→ **The request**
Only the lines holding the string "below" are needed. Copy each one.

→ **Task material**
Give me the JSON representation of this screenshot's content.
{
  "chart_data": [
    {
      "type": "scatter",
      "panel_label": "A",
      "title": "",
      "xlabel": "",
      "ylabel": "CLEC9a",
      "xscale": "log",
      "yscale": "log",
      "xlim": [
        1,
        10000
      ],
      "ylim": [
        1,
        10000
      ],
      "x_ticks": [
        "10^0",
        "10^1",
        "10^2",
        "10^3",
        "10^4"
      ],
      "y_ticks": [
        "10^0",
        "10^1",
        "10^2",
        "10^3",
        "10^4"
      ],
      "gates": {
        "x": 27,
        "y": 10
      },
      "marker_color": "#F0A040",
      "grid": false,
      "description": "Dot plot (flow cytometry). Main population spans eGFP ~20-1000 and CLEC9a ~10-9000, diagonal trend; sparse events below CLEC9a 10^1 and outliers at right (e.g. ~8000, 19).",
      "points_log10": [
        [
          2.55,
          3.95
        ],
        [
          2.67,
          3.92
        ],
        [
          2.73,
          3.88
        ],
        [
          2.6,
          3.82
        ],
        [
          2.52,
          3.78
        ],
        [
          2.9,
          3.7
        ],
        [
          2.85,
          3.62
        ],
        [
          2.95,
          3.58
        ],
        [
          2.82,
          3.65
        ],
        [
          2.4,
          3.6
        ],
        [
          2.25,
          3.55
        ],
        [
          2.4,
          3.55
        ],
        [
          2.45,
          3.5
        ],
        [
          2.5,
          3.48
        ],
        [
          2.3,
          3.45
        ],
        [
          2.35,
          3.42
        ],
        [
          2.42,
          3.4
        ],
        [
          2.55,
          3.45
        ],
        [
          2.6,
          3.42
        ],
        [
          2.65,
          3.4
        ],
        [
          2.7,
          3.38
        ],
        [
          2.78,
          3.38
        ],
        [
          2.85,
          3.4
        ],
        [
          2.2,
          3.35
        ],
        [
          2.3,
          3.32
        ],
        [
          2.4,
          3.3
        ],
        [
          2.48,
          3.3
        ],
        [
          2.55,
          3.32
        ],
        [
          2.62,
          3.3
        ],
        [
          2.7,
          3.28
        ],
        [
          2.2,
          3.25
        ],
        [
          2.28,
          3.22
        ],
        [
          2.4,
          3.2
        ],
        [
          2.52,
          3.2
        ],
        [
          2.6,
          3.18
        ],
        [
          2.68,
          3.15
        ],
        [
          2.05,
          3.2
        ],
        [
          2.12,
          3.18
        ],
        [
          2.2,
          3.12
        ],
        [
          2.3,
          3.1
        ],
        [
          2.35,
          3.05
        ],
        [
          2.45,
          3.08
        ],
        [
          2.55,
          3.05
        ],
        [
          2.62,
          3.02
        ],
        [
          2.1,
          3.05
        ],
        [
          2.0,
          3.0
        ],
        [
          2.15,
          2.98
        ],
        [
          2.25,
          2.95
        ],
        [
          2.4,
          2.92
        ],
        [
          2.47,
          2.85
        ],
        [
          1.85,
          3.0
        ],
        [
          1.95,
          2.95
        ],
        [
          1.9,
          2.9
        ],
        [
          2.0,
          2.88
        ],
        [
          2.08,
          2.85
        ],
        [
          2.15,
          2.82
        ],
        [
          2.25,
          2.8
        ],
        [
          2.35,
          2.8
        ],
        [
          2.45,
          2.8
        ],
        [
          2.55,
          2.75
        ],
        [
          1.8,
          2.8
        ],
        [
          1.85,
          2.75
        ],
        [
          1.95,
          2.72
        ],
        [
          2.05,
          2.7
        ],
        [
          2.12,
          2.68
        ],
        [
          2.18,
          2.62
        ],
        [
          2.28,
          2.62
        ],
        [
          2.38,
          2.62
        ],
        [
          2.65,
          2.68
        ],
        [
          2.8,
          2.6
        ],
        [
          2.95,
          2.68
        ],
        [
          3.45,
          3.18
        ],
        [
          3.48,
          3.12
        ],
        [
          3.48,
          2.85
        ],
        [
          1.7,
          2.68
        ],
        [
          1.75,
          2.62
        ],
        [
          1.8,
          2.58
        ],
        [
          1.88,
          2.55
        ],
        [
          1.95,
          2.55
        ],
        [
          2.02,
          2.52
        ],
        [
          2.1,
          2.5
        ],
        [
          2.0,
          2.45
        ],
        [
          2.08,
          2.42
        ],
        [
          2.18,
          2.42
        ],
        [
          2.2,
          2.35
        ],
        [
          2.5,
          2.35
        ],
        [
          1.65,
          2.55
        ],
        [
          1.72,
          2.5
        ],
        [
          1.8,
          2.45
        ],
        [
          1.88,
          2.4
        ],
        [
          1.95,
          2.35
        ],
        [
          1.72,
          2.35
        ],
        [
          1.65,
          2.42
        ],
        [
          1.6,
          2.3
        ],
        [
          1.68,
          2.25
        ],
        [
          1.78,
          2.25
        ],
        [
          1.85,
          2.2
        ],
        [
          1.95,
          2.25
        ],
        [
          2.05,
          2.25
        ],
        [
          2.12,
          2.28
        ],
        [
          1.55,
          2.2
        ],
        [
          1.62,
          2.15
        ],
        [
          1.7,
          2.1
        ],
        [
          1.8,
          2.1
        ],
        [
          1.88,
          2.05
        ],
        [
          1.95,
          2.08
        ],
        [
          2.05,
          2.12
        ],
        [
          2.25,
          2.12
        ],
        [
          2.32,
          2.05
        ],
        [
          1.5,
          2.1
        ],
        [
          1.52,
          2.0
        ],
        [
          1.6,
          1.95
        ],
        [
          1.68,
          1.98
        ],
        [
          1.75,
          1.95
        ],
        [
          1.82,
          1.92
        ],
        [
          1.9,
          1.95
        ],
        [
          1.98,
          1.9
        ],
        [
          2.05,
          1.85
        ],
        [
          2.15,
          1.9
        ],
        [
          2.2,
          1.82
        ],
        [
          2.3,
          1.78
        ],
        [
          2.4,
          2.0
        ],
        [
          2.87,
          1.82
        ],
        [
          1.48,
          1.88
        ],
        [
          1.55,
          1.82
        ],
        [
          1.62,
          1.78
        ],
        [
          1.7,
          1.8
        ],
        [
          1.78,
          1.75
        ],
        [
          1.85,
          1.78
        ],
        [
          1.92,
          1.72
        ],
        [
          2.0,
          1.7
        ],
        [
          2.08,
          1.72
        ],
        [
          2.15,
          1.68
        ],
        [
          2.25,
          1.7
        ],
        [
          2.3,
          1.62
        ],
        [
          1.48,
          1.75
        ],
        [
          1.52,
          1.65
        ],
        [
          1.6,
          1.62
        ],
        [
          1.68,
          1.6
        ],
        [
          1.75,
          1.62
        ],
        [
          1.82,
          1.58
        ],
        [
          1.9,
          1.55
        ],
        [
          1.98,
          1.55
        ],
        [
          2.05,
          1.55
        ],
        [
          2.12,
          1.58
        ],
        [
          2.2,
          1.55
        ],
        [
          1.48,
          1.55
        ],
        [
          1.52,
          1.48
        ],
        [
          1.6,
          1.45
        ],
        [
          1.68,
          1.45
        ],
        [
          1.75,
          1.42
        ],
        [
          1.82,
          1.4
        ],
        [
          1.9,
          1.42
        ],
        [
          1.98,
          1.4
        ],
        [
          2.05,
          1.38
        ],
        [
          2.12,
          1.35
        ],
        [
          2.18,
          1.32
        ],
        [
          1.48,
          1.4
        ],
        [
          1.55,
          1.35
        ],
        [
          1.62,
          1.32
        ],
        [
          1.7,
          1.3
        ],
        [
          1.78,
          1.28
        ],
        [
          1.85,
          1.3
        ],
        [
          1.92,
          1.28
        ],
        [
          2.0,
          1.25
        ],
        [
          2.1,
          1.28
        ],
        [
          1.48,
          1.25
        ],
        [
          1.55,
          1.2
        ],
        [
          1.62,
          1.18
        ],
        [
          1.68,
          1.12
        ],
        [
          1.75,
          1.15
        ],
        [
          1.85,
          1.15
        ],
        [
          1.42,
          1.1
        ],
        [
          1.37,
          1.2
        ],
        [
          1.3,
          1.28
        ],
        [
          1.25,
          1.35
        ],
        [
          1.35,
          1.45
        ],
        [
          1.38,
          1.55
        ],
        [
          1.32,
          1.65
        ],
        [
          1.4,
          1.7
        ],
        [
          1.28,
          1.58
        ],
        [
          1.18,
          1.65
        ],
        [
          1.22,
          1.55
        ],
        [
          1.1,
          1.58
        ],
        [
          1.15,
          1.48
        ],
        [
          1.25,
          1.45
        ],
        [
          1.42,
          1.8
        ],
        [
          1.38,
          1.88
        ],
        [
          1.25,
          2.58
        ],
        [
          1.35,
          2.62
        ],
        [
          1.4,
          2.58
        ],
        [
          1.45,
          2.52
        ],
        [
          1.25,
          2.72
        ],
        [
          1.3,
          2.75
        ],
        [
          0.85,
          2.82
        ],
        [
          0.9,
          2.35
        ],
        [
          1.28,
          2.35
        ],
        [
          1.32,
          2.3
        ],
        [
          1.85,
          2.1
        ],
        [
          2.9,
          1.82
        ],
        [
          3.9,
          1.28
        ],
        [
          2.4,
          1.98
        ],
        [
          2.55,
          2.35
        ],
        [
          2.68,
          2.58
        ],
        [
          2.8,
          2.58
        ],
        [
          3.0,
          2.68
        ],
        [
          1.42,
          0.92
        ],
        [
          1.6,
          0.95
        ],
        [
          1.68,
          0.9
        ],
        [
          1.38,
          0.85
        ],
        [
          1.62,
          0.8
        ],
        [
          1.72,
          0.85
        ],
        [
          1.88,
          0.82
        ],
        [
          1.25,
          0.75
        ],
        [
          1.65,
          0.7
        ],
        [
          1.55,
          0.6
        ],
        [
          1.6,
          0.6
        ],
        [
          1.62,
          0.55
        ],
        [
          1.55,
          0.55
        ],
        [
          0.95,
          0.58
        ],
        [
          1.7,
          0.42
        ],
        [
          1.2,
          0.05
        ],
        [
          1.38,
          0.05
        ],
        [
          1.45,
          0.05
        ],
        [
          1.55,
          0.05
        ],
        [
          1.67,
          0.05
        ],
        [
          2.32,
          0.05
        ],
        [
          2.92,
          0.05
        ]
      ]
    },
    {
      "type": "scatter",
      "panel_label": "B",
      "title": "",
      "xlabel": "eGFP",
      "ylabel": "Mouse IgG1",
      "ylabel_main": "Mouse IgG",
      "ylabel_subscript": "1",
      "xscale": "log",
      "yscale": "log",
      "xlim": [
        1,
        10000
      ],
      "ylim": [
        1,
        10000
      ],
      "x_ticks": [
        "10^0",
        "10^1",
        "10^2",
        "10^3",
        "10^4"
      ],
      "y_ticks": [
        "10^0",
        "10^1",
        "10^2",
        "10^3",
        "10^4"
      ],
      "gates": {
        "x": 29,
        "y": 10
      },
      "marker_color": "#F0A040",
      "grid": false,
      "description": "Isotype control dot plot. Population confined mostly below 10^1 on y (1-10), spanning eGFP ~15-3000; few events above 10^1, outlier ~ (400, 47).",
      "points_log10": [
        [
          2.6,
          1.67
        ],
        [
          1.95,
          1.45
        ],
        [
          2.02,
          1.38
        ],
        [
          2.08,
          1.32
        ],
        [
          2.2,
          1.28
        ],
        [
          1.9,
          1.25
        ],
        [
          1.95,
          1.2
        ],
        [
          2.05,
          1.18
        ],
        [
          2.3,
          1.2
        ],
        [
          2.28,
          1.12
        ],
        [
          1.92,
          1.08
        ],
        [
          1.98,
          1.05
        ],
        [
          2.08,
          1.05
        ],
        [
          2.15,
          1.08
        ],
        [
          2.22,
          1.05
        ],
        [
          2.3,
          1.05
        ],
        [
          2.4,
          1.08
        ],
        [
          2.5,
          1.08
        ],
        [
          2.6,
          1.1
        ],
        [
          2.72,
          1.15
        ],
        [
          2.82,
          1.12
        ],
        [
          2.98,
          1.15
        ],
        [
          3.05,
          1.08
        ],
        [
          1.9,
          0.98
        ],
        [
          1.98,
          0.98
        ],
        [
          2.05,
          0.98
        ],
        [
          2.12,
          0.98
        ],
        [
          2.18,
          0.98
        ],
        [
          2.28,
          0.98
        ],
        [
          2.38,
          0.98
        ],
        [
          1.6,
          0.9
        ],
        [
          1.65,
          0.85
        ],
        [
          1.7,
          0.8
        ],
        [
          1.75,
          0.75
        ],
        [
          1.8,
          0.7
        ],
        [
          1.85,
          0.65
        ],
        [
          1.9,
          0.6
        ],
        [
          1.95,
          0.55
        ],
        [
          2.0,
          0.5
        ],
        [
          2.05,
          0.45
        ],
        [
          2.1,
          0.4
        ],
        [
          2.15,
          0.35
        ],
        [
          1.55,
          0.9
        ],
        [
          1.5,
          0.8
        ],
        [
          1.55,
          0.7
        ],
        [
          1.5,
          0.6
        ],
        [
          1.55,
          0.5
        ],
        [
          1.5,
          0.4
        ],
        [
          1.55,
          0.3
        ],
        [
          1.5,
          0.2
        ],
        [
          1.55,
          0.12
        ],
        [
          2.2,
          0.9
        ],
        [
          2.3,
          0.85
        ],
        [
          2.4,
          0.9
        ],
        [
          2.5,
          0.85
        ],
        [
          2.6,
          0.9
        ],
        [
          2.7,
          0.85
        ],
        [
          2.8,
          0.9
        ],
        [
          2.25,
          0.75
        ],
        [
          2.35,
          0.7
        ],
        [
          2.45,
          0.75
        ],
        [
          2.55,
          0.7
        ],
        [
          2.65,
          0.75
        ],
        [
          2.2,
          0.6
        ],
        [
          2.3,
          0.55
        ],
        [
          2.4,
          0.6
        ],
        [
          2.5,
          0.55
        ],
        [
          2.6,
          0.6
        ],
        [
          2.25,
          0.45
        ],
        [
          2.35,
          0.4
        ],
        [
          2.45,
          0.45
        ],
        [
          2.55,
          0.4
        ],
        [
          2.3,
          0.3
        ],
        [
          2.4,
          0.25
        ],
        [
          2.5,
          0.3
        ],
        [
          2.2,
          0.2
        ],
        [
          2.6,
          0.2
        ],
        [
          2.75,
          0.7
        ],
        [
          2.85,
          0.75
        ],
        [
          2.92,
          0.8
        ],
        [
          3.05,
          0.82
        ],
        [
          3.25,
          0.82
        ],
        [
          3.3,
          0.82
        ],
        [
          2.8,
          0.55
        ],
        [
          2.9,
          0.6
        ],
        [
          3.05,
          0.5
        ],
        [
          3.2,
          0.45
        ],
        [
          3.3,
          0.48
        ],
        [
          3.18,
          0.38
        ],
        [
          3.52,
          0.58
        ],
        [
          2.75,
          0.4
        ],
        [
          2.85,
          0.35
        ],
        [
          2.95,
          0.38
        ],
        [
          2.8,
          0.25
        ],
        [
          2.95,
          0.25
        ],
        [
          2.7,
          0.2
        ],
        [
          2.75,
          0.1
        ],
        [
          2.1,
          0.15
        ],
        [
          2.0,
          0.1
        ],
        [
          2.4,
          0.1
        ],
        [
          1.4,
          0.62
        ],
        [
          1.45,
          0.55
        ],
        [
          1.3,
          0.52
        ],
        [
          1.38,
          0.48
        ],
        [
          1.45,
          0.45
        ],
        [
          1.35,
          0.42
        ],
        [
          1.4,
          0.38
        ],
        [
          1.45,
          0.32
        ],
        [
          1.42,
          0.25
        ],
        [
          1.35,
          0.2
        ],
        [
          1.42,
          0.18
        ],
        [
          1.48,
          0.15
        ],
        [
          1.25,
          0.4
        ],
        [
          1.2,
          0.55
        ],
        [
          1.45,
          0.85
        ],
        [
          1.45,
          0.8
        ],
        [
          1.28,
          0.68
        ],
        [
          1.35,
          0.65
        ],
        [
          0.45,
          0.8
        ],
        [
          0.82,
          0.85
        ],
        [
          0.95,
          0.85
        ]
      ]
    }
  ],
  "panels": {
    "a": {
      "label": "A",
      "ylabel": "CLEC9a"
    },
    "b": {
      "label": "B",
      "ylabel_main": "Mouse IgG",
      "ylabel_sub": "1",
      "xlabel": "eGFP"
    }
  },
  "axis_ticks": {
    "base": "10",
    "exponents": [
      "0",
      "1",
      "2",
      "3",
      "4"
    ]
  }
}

→ **Problem solution**
      "description": "Dot plot (flow cytometry). Main population spans eGFP ~20-1000 and CLEC9a ~10-9000, diagonal trend; sparse events below CLEC9a 10^1 and outliers at right (e.g. ~8000, 19).",
      "description": "Isotype control dot plot. Population confined mostly below 10^1 on y (1-10), spanning eGFP ~15-3000; few events above 10^1, outlier ~ (400, 47).",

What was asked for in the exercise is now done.